Istruzioni di lavoro =>
- 1) Stampa senza alcuna modifica il tratto del brano sulla guerra e l'ontologia che va da "Auguri. Quel sacro" fino a "si consumano. :-)".
- 2) Rispondi alle seguenti domande sul brano sulla guerra e l'ontologia.
(a) Quale oggetto, secondo il brano, potrebbe essere scelto al posto della guerra dal sistema logico di cui si parla?
(b) Che cosa fonda il nostro pensare, secondo il brano?
(c) Che cosa si rischia di mettere come nuovo episteme affermando la fine della morale?
- 3) Prosegui il brano sulla guerra e l'ontologia a partire dal punto in cui termina.

::: Testo da leggere

Se fosse come dici bisognerebbe ancora aiutarlo quel povero Re, non credi ?
Auguri. Quel sacro fuoco benedetto brucia tutti, soprattutto quanti non lo alimentano, perché non capiscono a cosa serva poi tutta quella legna che non brucia e intanto si consumano. :-)
La parola guerra non indica solo un essente (qualcosa), indica tutto un'esperienza, un dolore, un senso di insicurezza e di violenza che tu non citi. Perché non lo fai? Perché è evidente che stai parlando di un sistema logico che potrebbe scegliere come oggetto anche una mela che sta nel portafrutta per valere ugualmente. Perché dunque si sceglie la guerra? Perché fa effetto, perché appunto evoca quella negatività di cui parlavo prima. Mi risulta, la scelta, un po' pretestuosa quindi, perché pur parlando di logica vuol fare colpo, ossia appello ai sentimenti, per ottenere quell'interesse che certo non otterrebbe parlando di mele, a parte qualche amante della Val di Non. Detto questo, ci si chiede perché l'ontologia, di cui tu scali le vette come fossero colline moreniche, dovrebbe andare oltre quel limite oltre il quale c'è l'uomo mortale. Il Pdnc fonda il nostro pensare, ma può forse impedire all'uomo di
decidere? Mi spiego: il principio di non contraddizione cambia forse la natura dell'uomo mortale di vivere nella fede di poter decidere? L'errore che vedo profondo nel tuo ragionare è quello di raccontare sempre la storia della fine degli immutabili, di Dio, di tutto ciò che è regola, metodo, impostazione della tradizione occidentale, ma cadi nel meccanismo di cercare e trovare un sostituto, spacciandolo per fondato, per incontrovertibile, mentre non è altro che un altro Dio, un altro episteme. Ma ragiona: come può l'uomo sfuggire al volere? Come puoi pensare che affermando la fine della morale, tu non stia mettendo l'immoralità come nuovo episteme? Cadendo nel medesimo errore che denunci.
Ecco dunque che un conto è dire che l'essere non può non essere, un altro invece è dire che la guerra è giusta perché ha la stessa radice filosofico-ontologica comune della pace. Dire che è giusta vuol dire entrare nel campo della morale, da cui si è dichiarato antecedentemente di voler rimanerne fuori per via ontologica. Insomma non si può mischiare le carte con lo scopo goliardico di fare effetto, non è corretto.

::::::
::: Dati estratti

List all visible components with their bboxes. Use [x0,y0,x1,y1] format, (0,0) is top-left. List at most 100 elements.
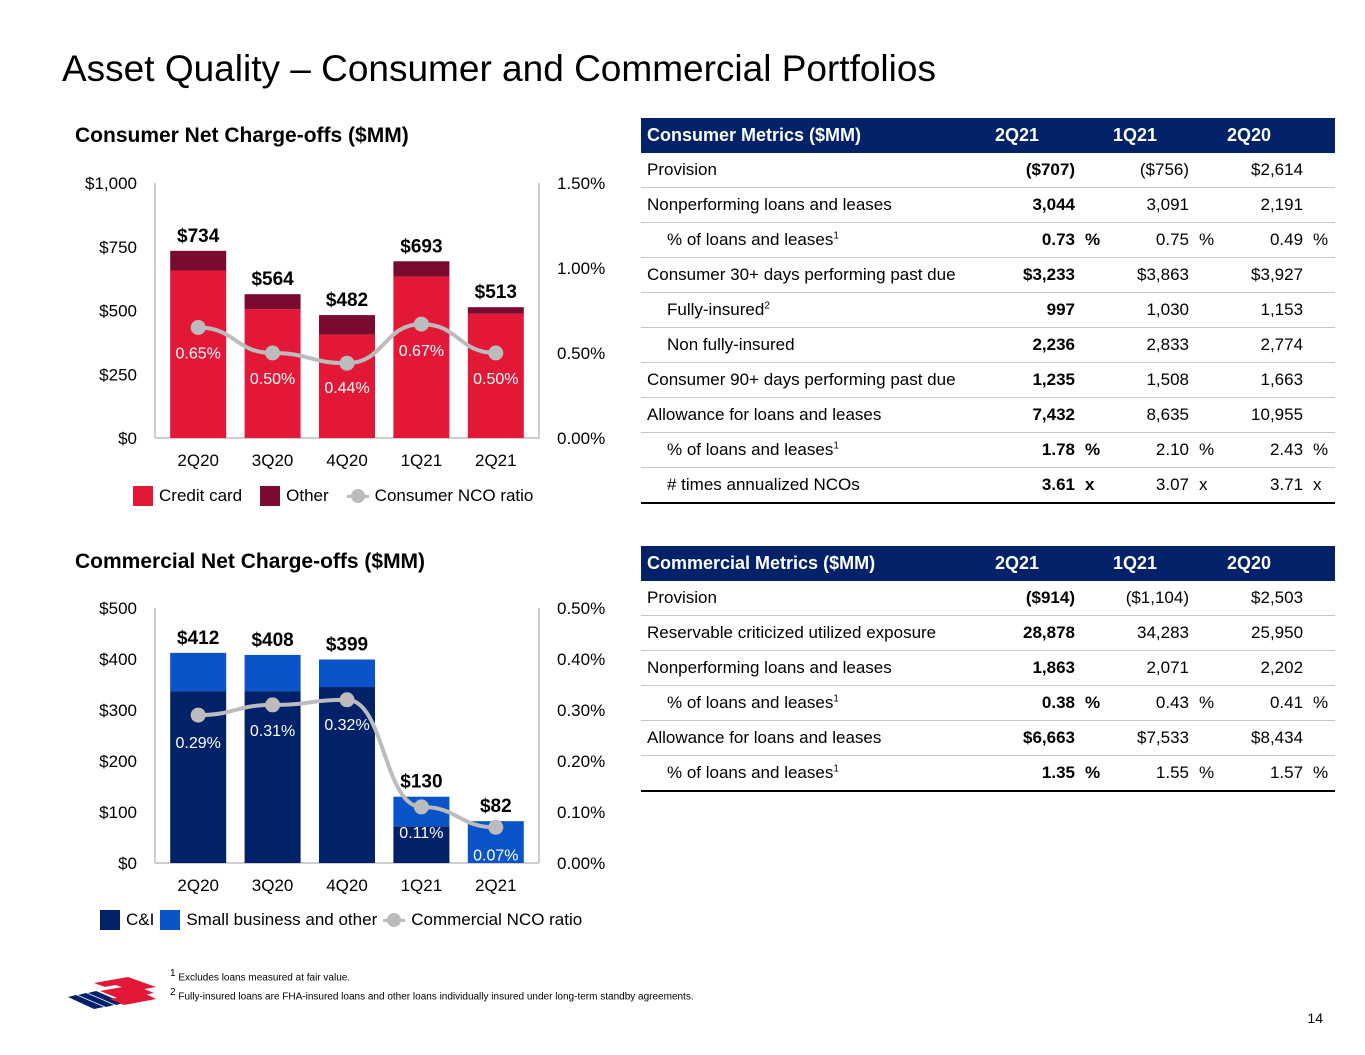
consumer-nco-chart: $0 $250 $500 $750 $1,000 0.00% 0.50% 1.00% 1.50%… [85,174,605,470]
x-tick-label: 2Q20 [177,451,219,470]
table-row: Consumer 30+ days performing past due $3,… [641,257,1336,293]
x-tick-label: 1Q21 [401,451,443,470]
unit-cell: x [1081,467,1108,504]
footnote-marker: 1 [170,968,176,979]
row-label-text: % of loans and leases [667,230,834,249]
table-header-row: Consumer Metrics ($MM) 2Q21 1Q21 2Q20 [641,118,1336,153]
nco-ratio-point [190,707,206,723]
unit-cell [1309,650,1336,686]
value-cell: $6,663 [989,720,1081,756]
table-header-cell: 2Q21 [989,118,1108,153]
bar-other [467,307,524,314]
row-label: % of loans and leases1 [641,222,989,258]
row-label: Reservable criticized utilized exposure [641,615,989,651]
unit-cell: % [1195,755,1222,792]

::::::

Risultati =>
- 1)
Auguri. Quel sacro fuoco benedetto brucia tutti, soprattutto quanti non lo alimentano, perché non capiscono a cosa serva poi tutta quella legna che non brucia e intanto si consumano. :-)

- 2)
(a) Una mela che sta nel portafrutta.
(b) Il Pdnc, cioè il principio di non contraddizione.
(c) L'immoralità.

- 3)
La risposta, spero esauriente, la troverai nel mio prossimo scritto. Intanto posso risponderti che se so di essere nell'acqua allora nuoto, se lo dubito, che sono immerso nell'acqua, allora cerco di nuotare e vedo se mi va "bene" e se invece penso di essere (so di essere)) nel fuoco, anche quando fossi nell'acqua, allora mi dispero e annego... questo lo scrivo perché il "sapere" condiziona ogni nostra azione. Giustizia è ciò che si mostra con autorità, allora se la guerra è ciò che consente la sopravvivenza di ogni cosa allora la guerra è giusta, anzi la guerra è armonia, come diceva Eraclito.
per riconoscere l'errore bisogna essere nella verità. Tu dici che erro quando racconto sempre la stessa storia, cioè degli immutabili che tramontano, sarebbe curioso da quale verità parte questo mio errare su questa solita storia, come se ne esistesse appunto un'altra che la nega con verità. a parte questo ridurre questo, che è necessità, ad un meccanismo è sempre quel divenire altro che è l'esser altro da sé dell'essente, in questo caso appunto il fondato che vuole essere il fondamento. Bisogna a questo punto che tu ti sforzi di capire cosa si intenda per fondamento che non può esser lo stesso dell'errore in quanto fondato, ma ciò che nessun Dio o uomo può smuovere.
la filosofia trasforma il mondo, perché il mondo si riflette nel linguaggio e il linguaggio nel pensiero. Capisco che le colline moreniche a qualcuno possano sembrare anche cime invalicabili, ci sta, come quel qualcuno che crede di essere nel fuoco quando è nell'acqua, ma le colline moreniche restano le colline moreniche e non divengono altro.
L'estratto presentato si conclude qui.